**WRITTEN EXERCISE**
Locate every line that holds the string "name" and copy it.

**PROVIDED RECORDS**
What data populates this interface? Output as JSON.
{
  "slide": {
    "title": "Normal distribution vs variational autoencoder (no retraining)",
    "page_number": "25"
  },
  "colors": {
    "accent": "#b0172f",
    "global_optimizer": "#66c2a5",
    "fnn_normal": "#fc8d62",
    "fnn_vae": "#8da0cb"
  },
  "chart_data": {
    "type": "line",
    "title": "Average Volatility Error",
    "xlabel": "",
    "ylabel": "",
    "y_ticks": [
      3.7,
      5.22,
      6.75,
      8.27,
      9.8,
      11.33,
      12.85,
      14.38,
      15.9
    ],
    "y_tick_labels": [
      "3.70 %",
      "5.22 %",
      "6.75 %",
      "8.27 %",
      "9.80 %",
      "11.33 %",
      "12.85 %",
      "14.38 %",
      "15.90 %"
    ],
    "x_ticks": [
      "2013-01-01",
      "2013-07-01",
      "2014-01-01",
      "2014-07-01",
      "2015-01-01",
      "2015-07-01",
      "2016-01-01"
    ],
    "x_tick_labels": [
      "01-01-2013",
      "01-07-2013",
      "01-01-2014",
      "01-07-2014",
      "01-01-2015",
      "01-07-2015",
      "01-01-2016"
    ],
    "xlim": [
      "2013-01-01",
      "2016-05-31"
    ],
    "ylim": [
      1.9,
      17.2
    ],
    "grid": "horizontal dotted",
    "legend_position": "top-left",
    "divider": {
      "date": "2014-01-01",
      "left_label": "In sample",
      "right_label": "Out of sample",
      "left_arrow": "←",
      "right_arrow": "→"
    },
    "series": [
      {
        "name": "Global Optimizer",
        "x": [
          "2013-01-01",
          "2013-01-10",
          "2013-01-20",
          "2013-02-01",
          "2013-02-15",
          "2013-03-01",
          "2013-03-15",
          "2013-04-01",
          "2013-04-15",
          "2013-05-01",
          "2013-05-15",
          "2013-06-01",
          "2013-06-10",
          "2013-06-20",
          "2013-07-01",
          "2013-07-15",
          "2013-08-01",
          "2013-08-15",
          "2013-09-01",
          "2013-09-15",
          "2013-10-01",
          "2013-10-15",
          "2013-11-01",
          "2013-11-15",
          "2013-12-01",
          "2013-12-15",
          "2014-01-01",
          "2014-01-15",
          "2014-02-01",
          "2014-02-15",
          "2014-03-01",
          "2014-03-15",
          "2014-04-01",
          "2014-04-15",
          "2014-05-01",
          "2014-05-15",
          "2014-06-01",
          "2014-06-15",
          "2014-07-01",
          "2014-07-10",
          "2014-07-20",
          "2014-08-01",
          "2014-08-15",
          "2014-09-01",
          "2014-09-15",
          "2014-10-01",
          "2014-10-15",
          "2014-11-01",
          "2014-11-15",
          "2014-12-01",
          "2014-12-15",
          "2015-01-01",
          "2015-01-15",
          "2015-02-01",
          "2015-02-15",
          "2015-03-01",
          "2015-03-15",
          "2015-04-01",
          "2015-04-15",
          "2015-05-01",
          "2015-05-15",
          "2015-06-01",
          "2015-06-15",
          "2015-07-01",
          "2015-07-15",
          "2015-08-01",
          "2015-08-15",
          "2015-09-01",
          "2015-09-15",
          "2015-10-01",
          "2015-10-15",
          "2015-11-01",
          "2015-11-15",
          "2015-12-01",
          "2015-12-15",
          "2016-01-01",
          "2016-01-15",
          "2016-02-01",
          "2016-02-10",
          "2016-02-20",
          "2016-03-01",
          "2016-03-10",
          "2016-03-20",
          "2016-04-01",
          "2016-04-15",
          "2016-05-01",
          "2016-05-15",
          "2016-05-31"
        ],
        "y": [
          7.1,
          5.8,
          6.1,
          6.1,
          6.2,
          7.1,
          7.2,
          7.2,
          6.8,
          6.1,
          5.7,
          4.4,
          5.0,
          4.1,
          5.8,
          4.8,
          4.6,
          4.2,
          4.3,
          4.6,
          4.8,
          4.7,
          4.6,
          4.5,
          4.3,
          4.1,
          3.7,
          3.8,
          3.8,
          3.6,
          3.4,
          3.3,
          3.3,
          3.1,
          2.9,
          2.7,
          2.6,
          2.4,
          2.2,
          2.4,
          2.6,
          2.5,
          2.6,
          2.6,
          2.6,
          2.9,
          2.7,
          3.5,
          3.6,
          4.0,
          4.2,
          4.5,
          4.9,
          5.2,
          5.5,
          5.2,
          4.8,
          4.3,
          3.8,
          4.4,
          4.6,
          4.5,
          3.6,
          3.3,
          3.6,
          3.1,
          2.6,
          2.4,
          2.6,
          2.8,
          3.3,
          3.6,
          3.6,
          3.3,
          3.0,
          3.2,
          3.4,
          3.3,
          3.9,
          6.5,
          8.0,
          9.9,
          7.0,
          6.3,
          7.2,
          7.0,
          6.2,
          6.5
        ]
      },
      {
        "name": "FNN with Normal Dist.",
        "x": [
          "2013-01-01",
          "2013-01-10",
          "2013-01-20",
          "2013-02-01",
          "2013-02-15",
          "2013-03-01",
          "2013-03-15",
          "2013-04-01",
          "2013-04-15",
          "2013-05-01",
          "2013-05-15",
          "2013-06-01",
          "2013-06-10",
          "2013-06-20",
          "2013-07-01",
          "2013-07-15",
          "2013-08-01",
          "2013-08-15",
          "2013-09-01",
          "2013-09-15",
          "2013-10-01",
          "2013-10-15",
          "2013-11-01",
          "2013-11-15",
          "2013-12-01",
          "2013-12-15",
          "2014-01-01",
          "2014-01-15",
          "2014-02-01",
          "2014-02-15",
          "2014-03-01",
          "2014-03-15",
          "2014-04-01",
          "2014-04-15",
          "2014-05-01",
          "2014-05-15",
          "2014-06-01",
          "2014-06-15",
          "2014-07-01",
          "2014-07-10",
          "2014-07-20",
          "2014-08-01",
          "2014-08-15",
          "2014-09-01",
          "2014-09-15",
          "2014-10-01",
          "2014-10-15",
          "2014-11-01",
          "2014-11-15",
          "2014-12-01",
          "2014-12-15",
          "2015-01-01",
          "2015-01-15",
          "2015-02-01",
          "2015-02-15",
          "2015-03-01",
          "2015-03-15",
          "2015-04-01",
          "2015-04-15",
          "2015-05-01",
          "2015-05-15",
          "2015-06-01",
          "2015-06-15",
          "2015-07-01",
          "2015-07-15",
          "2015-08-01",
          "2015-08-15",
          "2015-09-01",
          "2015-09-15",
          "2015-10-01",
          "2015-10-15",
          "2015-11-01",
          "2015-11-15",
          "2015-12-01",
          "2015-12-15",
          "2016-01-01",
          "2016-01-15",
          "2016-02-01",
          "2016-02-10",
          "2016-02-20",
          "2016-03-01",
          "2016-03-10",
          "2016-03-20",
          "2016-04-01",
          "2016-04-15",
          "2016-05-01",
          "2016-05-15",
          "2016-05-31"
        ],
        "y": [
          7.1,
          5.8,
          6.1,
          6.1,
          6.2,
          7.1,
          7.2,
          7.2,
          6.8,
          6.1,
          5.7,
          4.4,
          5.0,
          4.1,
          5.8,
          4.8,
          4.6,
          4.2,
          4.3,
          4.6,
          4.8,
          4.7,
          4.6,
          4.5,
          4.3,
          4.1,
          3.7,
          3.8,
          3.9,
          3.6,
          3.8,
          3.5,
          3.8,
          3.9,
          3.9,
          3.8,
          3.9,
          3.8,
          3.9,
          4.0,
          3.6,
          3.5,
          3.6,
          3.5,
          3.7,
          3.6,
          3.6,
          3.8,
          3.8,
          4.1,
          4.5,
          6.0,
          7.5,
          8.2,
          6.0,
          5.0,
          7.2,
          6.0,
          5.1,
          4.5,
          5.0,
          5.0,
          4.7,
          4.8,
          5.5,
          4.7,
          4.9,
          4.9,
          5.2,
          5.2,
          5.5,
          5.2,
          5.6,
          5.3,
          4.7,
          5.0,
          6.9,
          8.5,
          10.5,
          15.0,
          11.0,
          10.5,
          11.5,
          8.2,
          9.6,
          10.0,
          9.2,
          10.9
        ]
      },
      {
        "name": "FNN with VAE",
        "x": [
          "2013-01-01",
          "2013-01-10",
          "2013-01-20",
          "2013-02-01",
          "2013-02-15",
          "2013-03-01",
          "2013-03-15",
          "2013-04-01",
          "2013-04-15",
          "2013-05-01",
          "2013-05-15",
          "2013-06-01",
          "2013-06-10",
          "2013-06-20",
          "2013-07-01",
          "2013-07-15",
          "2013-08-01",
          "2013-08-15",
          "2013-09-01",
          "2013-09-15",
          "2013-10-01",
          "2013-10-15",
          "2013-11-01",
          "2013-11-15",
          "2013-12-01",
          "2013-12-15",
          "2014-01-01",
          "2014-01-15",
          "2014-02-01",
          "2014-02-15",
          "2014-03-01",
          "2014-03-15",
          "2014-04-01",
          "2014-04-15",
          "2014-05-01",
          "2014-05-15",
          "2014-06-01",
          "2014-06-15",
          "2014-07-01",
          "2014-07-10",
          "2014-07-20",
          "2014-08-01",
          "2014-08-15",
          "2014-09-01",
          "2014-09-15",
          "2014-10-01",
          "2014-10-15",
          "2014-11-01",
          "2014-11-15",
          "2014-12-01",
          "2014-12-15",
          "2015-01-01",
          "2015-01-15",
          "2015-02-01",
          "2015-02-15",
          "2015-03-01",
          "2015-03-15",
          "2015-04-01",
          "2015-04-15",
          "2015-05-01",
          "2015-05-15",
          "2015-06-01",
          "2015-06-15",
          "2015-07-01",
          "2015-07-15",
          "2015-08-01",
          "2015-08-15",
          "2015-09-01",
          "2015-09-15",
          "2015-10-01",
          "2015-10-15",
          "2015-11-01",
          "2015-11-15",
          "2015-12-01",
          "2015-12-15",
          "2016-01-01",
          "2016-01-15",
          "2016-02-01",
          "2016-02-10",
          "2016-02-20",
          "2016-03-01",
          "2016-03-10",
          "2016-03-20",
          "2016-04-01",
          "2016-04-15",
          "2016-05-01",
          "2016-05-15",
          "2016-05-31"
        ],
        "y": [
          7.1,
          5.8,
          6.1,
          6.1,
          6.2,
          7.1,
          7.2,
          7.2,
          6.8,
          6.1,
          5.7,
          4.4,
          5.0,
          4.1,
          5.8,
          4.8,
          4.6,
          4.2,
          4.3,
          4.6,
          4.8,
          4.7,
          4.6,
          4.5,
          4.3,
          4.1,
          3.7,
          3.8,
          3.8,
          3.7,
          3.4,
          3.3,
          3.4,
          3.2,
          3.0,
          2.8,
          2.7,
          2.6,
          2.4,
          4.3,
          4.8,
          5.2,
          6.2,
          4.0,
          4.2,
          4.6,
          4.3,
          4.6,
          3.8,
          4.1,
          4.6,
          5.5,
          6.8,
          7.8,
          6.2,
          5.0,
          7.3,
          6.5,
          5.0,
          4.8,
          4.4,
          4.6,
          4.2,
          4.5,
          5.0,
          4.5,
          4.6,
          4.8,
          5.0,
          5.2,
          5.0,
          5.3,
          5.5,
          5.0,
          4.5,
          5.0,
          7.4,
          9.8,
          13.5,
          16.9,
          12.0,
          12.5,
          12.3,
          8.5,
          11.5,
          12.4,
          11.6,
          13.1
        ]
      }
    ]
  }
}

**EXERCISE SOLUTION**
        "name": "Global Optimizer",
        "name": "FNN with Normal Dist.",
        "name": "FNN with VAE",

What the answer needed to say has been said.